Below is a block of records. Copy every line in it that contains the word "making".
--- Start ---
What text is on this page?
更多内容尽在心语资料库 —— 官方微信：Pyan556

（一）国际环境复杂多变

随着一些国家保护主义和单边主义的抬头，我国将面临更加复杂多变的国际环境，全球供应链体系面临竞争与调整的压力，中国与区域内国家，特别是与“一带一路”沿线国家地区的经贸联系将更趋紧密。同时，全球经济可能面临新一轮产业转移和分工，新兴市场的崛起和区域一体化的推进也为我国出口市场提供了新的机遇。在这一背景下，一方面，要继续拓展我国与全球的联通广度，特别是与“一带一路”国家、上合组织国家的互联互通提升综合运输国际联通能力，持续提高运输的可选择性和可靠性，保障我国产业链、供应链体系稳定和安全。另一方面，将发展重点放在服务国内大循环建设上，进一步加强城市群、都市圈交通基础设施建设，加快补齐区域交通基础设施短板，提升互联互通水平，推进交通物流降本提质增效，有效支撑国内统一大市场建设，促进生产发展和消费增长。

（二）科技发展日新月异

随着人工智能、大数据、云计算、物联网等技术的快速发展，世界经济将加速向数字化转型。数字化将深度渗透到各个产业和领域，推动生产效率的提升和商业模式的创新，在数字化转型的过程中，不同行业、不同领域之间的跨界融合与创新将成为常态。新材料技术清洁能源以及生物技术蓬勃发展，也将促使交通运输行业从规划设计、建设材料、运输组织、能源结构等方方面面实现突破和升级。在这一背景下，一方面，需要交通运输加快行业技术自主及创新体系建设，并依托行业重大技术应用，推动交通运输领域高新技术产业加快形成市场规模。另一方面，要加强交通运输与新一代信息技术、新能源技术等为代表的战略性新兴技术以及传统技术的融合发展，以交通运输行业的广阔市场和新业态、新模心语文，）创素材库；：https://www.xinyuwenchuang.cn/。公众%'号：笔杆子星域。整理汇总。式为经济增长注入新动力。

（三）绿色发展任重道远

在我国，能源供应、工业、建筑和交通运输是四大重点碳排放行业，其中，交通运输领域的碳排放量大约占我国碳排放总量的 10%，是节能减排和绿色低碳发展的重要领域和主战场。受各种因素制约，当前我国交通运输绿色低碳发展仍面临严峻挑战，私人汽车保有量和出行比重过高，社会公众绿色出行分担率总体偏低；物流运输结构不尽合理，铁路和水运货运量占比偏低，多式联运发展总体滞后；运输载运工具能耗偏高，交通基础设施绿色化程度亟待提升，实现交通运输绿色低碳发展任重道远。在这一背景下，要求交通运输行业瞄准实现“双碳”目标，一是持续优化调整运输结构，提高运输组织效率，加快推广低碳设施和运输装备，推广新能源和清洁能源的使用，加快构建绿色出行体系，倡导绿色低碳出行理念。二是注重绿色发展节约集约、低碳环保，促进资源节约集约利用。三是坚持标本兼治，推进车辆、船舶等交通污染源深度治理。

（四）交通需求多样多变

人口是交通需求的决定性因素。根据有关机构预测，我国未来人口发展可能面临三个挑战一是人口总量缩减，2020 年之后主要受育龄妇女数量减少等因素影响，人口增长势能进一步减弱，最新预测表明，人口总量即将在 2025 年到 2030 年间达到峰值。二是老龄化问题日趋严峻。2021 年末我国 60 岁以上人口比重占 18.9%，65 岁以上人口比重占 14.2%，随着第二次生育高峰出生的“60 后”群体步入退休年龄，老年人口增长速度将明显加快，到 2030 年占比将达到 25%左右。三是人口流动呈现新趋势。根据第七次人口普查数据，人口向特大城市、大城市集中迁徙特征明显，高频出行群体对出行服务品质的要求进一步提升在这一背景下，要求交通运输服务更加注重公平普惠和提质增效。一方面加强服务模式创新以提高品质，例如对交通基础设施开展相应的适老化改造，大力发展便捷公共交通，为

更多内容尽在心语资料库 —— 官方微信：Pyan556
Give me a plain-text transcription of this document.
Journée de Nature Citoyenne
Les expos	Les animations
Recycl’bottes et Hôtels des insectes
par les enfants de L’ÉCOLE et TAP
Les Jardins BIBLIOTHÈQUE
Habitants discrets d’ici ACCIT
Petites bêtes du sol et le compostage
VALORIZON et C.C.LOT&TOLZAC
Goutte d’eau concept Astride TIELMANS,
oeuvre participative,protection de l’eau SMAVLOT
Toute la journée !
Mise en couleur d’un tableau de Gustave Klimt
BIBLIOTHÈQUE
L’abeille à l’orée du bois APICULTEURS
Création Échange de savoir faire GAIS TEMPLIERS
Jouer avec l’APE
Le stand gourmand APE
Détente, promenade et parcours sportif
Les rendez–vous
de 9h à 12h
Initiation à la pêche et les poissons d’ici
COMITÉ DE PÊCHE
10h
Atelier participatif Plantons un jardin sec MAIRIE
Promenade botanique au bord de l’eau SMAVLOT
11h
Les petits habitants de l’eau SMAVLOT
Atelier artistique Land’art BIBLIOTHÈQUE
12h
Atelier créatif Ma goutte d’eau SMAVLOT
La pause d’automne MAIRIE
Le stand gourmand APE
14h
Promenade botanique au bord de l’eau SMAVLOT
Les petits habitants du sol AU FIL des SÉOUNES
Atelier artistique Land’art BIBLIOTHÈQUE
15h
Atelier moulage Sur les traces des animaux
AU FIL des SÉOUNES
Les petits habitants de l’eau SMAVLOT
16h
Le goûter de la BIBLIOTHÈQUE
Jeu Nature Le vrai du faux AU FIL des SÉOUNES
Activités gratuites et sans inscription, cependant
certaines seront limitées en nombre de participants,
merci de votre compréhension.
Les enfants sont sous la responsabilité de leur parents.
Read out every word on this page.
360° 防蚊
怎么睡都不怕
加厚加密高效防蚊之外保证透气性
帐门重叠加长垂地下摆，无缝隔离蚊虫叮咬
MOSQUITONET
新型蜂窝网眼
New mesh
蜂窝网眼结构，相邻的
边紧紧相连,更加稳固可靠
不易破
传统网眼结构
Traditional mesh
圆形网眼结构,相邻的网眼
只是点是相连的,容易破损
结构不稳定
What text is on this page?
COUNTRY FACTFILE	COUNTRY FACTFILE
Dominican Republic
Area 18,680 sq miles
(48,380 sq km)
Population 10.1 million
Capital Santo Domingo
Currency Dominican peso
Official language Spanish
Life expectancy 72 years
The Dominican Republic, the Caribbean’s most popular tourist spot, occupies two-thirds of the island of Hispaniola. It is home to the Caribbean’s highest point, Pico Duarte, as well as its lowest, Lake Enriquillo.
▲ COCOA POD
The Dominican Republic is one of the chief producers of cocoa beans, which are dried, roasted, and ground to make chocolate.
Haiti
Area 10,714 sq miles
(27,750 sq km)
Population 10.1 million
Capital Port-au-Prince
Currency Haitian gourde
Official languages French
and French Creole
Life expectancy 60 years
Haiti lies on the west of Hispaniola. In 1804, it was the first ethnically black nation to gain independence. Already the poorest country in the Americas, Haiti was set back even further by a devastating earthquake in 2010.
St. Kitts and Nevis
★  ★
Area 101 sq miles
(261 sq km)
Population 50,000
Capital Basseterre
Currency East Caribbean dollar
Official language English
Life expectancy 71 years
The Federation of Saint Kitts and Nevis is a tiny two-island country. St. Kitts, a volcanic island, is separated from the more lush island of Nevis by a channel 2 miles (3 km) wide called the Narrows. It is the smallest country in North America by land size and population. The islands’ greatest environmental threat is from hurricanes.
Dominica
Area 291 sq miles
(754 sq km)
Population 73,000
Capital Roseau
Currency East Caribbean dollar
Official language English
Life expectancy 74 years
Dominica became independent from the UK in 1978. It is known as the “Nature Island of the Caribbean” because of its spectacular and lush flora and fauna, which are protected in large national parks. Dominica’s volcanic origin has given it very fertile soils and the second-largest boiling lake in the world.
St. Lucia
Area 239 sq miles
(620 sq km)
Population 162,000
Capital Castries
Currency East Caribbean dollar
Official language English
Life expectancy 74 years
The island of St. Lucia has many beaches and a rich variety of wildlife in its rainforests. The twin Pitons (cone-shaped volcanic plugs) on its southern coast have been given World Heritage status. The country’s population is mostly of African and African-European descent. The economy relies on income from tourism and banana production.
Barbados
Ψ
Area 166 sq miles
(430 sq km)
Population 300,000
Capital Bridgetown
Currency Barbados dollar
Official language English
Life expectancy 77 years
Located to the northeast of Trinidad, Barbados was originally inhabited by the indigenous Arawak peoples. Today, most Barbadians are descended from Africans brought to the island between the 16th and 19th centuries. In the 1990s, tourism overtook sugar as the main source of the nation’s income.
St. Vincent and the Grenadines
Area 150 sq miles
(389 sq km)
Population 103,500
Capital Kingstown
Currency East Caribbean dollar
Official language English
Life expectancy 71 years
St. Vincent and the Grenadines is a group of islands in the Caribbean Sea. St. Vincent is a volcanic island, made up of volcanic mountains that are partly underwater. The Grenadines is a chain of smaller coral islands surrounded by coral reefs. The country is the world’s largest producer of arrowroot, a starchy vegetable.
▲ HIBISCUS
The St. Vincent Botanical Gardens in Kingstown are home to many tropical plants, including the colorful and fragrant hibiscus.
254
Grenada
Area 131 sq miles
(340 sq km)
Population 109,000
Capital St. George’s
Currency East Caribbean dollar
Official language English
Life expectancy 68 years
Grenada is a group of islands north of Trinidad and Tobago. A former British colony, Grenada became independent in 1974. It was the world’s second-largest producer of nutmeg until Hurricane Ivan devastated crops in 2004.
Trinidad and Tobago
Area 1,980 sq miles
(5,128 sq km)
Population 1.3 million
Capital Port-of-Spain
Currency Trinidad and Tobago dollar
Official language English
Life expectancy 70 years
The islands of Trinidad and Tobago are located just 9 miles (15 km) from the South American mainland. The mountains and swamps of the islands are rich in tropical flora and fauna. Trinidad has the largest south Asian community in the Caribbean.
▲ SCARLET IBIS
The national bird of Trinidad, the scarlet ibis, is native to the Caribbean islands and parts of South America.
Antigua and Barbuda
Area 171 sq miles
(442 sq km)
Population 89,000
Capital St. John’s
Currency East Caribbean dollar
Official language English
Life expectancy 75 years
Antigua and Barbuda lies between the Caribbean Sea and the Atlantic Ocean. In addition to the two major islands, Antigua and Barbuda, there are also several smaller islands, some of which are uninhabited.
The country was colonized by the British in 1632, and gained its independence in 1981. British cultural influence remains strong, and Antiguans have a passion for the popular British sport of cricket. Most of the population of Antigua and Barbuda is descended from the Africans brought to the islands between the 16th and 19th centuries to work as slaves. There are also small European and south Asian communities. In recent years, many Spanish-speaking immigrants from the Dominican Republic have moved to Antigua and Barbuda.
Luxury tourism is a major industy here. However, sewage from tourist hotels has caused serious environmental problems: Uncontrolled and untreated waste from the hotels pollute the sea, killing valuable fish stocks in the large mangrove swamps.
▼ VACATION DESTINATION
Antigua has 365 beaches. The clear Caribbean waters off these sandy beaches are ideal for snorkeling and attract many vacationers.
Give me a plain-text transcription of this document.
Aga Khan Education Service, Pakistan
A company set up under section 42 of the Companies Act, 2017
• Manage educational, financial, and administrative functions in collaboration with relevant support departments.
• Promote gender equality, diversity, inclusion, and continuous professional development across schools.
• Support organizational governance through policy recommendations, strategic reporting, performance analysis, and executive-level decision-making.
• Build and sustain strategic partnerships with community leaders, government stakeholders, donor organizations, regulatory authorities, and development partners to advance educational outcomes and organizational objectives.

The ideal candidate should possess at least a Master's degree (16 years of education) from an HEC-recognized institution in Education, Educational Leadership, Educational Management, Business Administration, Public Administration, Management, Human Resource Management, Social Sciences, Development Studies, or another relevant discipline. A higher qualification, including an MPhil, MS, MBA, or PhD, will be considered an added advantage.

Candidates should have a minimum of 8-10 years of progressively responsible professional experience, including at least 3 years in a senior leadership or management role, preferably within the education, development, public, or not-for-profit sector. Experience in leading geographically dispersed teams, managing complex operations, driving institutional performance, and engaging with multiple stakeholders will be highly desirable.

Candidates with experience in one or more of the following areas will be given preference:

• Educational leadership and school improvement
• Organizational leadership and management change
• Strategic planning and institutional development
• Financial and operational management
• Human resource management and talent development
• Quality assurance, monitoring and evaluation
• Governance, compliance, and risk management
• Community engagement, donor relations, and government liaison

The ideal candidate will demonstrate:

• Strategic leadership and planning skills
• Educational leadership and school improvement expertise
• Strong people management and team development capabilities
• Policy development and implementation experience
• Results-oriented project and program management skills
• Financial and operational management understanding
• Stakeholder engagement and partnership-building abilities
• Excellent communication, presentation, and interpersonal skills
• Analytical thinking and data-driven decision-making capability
--- End ---
Result of the exercise:
• Support organizational governance through policy recommendations, strategic reporting, performance analysis, and executive-level decision-making.
• Analytical thinking and data-driven decision-making capability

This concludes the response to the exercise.